Search the listing below for "Julia". Copy each matching line.

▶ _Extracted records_
[Start]

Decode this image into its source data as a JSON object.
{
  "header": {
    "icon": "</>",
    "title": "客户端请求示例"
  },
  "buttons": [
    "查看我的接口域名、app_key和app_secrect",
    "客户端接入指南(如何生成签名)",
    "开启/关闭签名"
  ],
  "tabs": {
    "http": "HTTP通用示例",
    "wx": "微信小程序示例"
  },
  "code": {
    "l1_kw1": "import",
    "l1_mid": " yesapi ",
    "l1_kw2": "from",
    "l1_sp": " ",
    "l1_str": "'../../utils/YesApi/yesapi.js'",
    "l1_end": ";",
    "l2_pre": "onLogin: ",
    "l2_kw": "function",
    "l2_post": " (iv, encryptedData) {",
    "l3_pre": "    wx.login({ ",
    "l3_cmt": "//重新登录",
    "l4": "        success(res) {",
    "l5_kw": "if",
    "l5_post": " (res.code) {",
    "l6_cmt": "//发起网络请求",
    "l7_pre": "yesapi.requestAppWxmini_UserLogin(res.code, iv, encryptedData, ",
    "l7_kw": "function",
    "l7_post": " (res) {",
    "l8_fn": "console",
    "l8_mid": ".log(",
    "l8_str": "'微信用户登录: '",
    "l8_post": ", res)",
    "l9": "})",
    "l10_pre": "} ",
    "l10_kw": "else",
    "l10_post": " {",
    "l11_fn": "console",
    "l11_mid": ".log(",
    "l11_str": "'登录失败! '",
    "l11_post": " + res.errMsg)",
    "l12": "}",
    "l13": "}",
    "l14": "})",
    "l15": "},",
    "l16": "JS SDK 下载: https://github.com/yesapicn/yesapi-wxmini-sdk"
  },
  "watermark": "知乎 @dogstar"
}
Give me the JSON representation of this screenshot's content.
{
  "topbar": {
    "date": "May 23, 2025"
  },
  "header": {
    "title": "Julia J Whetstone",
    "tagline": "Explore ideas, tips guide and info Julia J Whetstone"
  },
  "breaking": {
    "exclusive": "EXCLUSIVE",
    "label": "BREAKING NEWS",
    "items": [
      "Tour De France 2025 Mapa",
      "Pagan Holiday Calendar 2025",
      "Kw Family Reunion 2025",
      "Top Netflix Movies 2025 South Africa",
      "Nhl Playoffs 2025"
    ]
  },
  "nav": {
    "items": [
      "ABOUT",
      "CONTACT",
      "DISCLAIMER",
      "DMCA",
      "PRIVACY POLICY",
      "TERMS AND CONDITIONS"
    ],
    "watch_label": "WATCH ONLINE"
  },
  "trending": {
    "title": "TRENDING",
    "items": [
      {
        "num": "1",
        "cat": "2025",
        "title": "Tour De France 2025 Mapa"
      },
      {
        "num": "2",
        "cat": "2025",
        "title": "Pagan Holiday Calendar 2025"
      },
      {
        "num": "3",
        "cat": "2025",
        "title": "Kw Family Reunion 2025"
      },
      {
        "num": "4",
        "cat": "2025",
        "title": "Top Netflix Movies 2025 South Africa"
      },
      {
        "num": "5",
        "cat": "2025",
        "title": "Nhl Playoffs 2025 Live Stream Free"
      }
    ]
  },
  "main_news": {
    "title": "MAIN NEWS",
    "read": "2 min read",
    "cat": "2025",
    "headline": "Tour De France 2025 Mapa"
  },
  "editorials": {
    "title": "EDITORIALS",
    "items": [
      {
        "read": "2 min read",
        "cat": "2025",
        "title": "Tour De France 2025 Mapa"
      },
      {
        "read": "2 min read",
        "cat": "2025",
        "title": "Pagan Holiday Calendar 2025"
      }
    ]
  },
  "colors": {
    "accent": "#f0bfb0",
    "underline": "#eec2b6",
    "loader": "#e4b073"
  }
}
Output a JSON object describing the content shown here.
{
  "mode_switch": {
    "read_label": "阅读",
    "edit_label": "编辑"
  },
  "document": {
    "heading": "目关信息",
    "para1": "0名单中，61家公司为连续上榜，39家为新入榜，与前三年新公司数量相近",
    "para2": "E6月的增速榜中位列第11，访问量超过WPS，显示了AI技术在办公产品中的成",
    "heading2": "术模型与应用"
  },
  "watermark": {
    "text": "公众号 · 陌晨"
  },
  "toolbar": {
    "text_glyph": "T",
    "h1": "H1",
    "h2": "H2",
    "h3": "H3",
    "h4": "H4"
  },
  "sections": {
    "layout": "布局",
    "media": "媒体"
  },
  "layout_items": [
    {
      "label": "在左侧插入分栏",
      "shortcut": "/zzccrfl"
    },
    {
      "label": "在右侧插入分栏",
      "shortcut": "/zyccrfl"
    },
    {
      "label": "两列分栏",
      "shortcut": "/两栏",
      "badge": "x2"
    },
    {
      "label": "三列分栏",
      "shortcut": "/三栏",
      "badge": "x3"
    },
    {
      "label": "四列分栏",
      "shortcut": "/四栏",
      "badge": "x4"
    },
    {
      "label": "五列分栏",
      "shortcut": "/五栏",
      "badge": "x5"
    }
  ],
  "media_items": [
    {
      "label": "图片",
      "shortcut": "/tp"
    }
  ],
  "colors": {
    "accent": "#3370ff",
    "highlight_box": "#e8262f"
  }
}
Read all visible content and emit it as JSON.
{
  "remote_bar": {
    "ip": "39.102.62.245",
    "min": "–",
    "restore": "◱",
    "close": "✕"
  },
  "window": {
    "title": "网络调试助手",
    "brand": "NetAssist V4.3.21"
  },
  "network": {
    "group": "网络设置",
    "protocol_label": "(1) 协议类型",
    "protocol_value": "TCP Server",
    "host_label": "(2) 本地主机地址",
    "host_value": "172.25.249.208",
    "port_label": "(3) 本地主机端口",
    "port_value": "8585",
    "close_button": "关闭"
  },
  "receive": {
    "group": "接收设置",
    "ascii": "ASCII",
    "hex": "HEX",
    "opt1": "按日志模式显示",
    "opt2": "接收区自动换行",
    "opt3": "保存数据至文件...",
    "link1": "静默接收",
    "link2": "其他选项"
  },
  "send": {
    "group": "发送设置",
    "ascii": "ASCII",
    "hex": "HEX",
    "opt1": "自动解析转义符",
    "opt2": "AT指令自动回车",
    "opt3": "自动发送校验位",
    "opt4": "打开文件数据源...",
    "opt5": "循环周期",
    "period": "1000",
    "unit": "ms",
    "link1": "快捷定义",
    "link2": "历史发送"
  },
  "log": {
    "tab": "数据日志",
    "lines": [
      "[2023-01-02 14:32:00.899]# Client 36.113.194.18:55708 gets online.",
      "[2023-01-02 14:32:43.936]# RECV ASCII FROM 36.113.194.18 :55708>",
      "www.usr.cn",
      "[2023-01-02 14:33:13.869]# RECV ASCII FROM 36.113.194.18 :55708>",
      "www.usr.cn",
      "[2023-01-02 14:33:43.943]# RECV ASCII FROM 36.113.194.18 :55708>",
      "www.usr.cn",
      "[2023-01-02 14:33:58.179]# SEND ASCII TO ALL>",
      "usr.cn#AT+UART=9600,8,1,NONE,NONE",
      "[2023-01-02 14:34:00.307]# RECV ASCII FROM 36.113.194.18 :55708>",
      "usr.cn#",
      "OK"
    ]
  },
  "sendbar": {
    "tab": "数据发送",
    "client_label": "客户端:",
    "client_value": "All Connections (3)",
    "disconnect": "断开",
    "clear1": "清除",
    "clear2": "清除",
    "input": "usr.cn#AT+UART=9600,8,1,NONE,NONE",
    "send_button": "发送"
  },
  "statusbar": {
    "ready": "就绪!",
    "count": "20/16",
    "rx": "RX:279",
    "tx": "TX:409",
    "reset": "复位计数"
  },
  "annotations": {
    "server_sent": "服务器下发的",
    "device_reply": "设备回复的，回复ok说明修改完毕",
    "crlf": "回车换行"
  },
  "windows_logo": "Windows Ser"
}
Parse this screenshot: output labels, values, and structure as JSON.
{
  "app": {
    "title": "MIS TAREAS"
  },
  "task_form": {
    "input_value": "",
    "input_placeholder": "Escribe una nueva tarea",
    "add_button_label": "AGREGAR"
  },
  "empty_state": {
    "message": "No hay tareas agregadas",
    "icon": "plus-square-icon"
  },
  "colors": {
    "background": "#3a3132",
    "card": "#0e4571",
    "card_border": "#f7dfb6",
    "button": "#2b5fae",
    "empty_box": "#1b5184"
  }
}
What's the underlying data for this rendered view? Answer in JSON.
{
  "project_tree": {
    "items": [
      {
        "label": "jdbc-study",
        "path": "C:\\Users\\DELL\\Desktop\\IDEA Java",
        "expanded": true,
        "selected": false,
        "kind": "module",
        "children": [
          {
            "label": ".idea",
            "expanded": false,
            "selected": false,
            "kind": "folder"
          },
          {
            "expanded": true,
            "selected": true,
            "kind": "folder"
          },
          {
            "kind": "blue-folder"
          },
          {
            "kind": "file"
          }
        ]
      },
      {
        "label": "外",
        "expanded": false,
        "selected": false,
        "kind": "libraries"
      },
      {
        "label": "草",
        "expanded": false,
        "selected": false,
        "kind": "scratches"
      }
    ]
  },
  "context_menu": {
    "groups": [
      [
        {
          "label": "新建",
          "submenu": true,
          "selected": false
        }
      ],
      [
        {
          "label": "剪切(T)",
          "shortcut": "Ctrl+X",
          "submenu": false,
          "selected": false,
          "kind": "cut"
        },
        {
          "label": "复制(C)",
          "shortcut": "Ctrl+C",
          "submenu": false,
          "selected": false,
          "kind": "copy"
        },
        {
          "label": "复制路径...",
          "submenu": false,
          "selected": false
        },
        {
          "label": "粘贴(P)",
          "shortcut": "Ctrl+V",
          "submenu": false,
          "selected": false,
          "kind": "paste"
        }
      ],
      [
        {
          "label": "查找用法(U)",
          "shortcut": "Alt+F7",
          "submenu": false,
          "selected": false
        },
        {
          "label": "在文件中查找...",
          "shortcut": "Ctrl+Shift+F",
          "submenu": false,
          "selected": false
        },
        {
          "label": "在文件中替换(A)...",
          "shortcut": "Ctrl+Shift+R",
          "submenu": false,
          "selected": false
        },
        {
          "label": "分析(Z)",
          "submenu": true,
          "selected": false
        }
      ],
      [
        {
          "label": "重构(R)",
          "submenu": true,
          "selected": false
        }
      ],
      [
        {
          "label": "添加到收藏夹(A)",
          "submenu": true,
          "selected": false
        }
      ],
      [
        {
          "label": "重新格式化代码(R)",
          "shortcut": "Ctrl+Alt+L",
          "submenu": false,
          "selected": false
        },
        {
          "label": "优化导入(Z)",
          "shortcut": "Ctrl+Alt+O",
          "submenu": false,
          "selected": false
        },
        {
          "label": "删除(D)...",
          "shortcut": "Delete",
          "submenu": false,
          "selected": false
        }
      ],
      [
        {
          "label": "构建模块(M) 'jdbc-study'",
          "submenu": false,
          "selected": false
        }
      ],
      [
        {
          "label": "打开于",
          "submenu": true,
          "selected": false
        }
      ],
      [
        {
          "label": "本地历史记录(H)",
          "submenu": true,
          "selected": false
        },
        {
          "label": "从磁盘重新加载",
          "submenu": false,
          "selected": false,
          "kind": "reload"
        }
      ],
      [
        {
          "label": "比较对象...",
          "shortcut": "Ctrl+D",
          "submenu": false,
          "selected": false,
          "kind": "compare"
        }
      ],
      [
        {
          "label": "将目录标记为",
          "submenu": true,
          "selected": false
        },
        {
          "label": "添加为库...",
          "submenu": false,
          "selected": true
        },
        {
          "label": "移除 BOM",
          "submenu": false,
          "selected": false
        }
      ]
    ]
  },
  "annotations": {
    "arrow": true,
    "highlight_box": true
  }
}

[End]

▶ _TASK SOLUTION_
    "title": "Julia J Whetstone",
    "tagline": "Explore ideas, tips guide and info Julia J Whetstone"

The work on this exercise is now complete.